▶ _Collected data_
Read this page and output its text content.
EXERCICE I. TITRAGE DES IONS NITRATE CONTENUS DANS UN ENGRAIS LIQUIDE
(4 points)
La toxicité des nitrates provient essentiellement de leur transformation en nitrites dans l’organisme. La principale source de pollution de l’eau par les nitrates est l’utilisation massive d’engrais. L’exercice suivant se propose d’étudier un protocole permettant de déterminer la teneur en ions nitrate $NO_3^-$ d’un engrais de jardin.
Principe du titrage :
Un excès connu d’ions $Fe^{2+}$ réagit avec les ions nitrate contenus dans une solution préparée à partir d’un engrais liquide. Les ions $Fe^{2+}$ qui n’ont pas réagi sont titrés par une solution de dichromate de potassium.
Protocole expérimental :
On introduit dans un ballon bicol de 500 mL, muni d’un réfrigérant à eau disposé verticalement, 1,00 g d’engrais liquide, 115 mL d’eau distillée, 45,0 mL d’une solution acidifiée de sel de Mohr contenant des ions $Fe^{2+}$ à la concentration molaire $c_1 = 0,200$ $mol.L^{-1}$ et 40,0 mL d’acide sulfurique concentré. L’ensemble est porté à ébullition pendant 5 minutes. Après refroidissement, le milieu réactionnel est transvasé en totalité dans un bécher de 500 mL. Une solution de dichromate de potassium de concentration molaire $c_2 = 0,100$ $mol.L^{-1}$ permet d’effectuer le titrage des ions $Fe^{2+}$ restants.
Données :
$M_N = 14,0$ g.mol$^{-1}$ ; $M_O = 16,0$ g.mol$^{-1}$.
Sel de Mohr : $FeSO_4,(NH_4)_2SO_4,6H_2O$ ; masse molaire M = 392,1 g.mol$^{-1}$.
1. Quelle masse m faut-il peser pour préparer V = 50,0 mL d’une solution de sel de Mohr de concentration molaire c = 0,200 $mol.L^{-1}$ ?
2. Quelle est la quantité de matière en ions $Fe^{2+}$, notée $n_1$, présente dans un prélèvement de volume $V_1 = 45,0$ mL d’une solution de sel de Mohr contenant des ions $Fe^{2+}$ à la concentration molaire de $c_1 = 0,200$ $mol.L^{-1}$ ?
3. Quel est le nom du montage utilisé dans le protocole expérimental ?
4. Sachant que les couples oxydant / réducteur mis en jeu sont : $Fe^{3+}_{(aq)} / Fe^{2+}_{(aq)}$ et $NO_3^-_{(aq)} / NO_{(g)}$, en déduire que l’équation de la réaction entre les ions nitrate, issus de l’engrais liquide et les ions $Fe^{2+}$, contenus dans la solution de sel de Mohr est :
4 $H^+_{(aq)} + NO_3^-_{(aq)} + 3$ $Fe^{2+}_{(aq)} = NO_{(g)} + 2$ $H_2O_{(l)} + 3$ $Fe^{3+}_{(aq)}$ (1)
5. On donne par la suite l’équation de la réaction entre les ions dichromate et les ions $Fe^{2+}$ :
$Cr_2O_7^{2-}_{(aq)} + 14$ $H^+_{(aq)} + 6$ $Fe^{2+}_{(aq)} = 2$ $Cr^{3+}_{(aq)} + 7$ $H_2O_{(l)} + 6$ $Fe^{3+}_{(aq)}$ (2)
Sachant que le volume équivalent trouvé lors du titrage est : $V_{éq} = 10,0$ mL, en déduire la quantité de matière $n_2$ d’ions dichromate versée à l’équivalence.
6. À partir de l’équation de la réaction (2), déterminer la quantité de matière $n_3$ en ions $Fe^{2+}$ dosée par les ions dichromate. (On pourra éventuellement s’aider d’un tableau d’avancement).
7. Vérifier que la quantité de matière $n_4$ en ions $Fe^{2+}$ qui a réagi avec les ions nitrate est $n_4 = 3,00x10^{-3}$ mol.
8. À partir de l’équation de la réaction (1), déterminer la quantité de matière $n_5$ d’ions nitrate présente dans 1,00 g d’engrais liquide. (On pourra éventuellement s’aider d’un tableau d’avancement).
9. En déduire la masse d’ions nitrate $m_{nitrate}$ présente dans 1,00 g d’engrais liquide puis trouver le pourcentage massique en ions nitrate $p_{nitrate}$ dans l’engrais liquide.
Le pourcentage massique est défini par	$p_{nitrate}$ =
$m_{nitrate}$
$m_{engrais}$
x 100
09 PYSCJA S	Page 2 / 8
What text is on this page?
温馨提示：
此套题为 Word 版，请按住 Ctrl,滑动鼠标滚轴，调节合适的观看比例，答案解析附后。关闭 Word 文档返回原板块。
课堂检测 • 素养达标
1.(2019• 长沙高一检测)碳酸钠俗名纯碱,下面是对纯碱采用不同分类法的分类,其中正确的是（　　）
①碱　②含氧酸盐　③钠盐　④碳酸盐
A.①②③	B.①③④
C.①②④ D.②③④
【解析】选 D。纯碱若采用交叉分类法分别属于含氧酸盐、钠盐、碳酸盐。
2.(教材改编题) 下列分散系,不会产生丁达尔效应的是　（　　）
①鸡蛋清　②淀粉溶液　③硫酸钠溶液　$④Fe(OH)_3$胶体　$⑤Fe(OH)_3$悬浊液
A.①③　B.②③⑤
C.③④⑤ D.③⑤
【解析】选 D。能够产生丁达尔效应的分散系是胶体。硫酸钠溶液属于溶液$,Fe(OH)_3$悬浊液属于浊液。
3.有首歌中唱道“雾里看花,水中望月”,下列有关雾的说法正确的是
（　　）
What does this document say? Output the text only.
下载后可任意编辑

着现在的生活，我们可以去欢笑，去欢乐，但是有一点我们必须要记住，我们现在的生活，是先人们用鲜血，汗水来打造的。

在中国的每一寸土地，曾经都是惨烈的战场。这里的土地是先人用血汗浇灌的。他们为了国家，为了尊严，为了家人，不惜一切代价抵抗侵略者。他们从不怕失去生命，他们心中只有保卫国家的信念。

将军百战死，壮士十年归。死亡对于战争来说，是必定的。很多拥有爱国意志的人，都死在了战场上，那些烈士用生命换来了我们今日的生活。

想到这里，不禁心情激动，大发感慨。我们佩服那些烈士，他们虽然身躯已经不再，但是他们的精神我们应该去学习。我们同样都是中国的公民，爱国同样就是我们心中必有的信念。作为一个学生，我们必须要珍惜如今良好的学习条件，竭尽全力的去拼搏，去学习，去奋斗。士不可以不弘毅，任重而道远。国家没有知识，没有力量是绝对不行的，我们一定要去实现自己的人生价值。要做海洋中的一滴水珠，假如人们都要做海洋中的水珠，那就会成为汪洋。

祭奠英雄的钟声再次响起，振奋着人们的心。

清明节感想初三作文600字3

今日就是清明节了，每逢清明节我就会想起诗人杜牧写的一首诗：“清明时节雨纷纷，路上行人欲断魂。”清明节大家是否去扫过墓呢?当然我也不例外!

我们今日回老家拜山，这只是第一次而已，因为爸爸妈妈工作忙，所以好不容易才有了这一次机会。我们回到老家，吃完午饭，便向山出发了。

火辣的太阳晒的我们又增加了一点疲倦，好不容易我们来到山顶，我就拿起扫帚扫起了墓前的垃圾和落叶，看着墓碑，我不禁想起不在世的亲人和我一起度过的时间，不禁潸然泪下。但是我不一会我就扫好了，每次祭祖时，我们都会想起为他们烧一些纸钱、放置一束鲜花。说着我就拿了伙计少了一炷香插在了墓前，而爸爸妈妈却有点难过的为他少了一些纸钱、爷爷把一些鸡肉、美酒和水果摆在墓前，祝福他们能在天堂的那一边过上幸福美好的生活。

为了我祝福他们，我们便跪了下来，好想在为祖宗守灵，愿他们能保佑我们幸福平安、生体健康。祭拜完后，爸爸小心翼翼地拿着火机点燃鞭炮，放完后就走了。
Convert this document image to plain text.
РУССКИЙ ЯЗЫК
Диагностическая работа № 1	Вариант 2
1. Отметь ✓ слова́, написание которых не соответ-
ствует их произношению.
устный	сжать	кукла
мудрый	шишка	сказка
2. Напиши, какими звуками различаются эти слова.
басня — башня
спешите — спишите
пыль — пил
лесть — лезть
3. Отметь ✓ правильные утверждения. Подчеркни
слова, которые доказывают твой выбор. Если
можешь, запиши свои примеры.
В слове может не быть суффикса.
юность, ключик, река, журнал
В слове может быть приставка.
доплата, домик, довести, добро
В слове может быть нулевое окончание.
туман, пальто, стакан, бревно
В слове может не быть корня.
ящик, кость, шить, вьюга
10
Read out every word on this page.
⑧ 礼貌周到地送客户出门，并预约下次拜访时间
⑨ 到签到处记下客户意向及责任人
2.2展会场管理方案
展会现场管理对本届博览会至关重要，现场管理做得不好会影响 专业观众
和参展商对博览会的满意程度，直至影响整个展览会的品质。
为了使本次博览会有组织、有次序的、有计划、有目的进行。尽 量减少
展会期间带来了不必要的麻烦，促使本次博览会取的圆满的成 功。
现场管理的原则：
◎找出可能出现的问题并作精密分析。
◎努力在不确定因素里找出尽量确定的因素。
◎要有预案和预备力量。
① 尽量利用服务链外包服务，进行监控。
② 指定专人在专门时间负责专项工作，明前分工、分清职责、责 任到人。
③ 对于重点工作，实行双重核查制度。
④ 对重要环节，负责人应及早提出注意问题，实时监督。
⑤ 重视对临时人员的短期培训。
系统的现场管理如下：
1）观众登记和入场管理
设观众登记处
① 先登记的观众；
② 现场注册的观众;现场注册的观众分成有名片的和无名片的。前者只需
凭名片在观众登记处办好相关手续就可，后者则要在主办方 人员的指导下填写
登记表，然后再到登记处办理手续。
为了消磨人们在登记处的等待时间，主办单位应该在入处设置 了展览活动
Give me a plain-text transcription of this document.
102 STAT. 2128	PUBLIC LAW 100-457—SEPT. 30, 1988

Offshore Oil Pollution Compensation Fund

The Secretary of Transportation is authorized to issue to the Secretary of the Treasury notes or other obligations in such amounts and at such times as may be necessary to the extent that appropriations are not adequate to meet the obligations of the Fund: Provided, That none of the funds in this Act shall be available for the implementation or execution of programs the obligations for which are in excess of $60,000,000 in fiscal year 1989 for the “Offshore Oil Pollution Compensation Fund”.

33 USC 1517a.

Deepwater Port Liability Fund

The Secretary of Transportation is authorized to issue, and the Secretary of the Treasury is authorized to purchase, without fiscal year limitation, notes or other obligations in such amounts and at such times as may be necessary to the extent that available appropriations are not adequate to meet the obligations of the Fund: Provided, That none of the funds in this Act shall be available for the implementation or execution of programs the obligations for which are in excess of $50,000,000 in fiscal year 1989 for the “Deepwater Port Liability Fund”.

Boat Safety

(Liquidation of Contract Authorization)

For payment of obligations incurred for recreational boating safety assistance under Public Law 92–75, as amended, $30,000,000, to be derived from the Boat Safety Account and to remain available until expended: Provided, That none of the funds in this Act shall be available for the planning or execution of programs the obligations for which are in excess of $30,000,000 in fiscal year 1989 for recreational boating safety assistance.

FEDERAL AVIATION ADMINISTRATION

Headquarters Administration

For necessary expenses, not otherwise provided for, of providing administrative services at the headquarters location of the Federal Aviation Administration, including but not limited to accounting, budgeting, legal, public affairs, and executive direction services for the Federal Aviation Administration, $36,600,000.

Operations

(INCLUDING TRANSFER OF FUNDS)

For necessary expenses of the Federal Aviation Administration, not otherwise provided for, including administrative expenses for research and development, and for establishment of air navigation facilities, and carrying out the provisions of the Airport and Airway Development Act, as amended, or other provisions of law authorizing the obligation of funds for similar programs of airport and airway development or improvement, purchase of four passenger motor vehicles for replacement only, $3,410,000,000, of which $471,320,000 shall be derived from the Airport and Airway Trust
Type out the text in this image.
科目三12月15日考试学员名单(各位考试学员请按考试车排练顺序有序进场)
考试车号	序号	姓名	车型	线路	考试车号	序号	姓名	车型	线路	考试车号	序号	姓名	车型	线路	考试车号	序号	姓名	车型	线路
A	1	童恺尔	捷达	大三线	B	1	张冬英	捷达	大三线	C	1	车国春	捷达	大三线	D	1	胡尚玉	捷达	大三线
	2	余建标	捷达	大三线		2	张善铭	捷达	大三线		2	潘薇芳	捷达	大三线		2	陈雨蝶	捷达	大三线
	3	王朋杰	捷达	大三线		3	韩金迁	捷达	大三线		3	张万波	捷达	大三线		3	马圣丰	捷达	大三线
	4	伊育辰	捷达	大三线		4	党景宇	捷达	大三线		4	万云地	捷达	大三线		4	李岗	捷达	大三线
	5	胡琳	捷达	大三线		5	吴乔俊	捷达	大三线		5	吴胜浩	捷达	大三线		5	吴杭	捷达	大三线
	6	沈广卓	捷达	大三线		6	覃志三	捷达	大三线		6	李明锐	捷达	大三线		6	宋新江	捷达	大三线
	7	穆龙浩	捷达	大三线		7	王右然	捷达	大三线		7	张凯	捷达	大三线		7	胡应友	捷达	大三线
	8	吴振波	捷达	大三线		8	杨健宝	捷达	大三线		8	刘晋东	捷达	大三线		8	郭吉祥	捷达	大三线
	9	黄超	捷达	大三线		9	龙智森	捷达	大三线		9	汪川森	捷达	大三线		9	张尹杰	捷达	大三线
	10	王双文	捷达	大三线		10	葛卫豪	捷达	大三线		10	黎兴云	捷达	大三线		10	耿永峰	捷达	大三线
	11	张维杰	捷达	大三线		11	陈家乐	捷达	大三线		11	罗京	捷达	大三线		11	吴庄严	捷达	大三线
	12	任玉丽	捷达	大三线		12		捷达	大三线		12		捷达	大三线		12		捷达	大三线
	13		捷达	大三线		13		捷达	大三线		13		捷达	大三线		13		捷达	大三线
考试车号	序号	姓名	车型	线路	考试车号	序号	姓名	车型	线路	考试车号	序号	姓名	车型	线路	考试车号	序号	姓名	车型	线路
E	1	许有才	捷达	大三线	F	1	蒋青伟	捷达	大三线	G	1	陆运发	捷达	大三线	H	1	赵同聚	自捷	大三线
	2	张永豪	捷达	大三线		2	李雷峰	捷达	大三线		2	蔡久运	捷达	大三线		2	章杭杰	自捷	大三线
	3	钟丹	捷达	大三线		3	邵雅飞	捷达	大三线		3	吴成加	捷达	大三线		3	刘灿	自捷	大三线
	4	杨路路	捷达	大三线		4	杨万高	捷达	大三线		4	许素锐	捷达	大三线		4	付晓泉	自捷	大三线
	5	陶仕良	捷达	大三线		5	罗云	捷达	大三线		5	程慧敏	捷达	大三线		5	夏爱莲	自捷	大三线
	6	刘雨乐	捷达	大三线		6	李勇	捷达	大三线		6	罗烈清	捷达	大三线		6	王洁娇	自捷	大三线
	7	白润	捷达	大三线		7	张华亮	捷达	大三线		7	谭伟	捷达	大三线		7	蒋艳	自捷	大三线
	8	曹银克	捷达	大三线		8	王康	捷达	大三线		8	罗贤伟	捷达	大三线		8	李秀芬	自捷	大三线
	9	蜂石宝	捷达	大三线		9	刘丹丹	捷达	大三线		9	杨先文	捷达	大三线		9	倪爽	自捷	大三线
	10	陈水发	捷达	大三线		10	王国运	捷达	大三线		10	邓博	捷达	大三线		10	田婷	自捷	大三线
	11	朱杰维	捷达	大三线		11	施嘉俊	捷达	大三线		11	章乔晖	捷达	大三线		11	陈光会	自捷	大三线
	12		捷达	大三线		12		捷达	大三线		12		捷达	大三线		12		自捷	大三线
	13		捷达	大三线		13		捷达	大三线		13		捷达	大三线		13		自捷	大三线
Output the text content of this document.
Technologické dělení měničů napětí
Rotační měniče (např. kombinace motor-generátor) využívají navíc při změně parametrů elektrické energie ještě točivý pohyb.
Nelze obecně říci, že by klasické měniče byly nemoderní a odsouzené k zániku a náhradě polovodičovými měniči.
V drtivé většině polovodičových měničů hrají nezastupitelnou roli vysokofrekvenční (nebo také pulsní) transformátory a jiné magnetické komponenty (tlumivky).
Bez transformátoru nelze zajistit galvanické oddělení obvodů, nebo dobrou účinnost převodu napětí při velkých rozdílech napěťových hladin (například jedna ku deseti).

▶ _TASK DIRECTIONS_
Look over the listing above. Pick out and copy every line that includes "contenant".

▶ _WRITTEN RESPONSE_
On introduit dans un ballon bicol de 500 mL, muni d’un réfrigérant à eau disposé verticalement, 1,00 g d’engrais liquide, 115 mL d’eau distillée, 45,0 mL d’une solution acidifiée de sel de Mohr contenant des ions $Fe^{2+}$ à la concentration molaire $c_1 = 0,200$ $mol.L^{-1}$ et 40,0 mL d’acide sulfurique concentré. L’ensemble est porté à ébullition pendant 5 minutes. Après refroidissement, le milieu réactionnel est transvasé en totalité dans un bécher de 500 mL. Une solution de dichromate de potassium de concentration molaire $c_2 = 0,100$ $mol.L^{-1}$ permet d’effectuer le titrage des ions $Fe^{2+}$ restants.
2. Quelle est la quantité de matière en ions $Fe^{2+}$, notée $n_1$, présente dans un prélèvement de volume $V_1 = 45,0$ mL d’une solution de sel de Mohr contenant des ions $Fe^{2+}$ à la concentration molaire de $c_1 = 0,200$ $mol.L^{-1}$ ?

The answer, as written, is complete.